To do: Give back all the data exactly, line by line.

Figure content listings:
==============================
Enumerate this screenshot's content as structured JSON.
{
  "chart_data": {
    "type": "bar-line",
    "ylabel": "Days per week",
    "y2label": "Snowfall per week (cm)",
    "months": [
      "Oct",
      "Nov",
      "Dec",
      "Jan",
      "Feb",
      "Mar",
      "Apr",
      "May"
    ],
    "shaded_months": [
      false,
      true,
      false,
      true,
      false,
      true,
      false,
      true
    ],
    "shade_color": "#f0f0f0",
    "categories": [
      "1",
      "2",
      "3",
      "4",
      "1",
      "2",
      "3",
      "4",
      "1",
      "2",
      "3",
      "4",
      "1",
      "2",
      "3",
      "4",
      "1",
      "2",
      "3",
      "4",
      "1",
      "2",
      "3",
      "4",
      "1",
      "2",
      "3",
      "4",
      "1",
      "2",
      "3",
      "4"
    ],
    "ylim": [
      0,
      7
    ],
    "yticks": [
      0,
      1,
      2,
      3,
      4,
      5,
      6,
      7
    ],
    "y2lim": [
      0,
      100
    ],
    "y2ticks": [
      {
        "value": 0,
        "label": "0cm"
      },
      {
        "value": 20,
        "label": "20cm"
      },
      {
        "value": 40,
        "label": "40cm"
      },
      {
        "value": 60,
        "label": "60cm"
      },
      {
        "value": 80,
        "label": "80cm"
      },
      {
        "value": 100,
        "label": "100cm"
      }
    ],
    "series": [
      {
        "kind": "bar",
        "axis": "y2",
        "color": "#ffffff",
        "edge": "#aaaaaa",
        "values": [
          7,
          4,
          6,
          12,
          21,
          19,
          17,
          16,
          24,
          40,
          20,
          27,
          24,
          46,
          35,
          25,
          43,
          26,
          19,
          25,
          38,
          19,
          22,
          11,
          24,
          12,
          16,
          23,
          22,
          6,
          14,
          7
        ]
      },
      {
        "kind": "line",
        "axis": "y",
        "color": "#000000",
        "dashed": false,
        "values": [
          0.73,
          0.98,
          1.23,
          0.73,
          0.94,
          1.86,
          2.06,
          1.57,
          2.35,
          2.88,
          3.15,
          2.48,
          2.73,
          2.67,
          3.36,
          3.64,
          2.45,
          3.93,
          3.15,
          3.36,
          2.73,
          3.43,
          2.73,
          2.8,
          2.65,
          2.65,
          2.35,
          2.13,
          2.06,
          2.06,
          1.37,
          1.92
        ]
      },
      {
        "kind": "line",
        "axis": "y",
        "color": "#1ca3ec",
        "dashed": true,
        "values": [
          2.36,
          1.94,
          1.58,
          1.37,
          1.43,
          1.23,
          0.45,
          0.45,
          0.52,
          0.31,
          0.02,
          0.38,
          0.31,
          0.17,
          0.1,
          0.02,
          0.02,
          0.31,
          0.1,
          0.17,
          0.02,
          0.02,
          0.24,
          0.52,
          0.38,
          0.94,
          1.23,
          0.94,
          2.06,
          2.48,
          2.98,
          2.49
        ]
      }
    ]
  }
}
==============================
Exercise solution:
Enumerate this screenshot's content as structured JSON.
{
  "chart_data": {
    "type": "bar-line",
    "ylabel": "Days per week",
    "y2label": "Snowfall per week (cm)",
    "months": [
      "Oct",
      "Nov",
      "Dec",
      "Jan",
      "Feb",
      "Mar",
      "Apr",
      "May"
    ],
    "shaded_months": [
      false,
      true,
      false,
      true,
      false,
      true,
      false,
      true
    ],
    "shade_color": "#f0f0f0",
    "categories": [
      "1",
      "2",
      "3",
      "4",
      "1",
      "2",
      "3",
      "4",
      "1",
      "2",
      "3",
      "4",
      "1",
      "2",
      "3",
      "4",
      "1",
      "2",
      "3",
      "4",
      "1",
      "2",
      "3",
      "4",
      "1",
      "2",
      "3",
      "4",
      "1",
      "2",
      "3",
      "4"
    ],
    "ylim": [
      0,
      7
    ],
    "yticks": [
      0,
      1,
      2,
      3,
      4,
      5,
      6,
      7
    ],
    "y2lim": [
      0,
      100
    ],
    "y2ticks": [
      {
        "value": 0,
        "label": "0cm"
      },
      {
        "value": 20,
        "label": "20cm"
      },
      {
        "value": 40,
        "label": "40cm"
      },
      {
        "value": 60,
        "label": "60cm"
      },
      {
        "value": 80,
        "label": "80cm"
      },
      {
        "value": 100,
        "label": "100cm"
      }
    ],
    "series": [
      {
        "kind": "bar",
        "axis": "y2",
        "color": "#ffffff",
        "edge": "#aaaaaa",
        "values": [
          7,
          4,
          6,
          12,
          21,
          19,
          17,
          16,
          24,
          40,
          20,
          27,
          24,
          46,
          35,
          25,
          43,
          26,
          19,
          25,
          38,
          19,
          22,
          11,
          24,
          12,
          16,
          23,
          22,
          6,
          14,
          7
        ]
      },
      {
        "kind": "line",
        "axis": "y",
        "color": "#000000",
        "dashed": false,
        "values": [
          0.73,
          0.98,
          1.23,
          0.73,
          0.94,
          1.86,
          2.06,
          1.57,
          2.35,
          2.88,
          3.15,
          2.48,
          2.73,
          2.67,
          3.36,
          3.64,
          2.45,
          3.93,
          3.15,
          3.36,
          2.73,
          3.43,
          2.73,
          2.8,
          2.65,
          2.65,
          2.35,
          2.13,
          2.06,
          2.06,
          1.37,
          1.92
        ]
      },
      {
        "kind": "line",
        "axis": "y",
        "color": "#1ca3ec",
        "dashed": true,
        "values": [
          2.36,
          1.94,
          1.58,
          1.37,
          1.43,
          1.23,
          0.45,
          0.45,
          0.52,
          0.31,
          0.02,
          0.38,
          0.31,
          0.17,
          0.1,
          0.02,
          0.02,
          0.31,
          0.1,
          0.17,
          0.02,
          0.02,
          0.24,
          0.52,
          0.38,
          0.94,
          1.23,
          0.94,
          2.06,
          2.48,
          2.98,
          2.49
        ]
      }
    ]
  }
}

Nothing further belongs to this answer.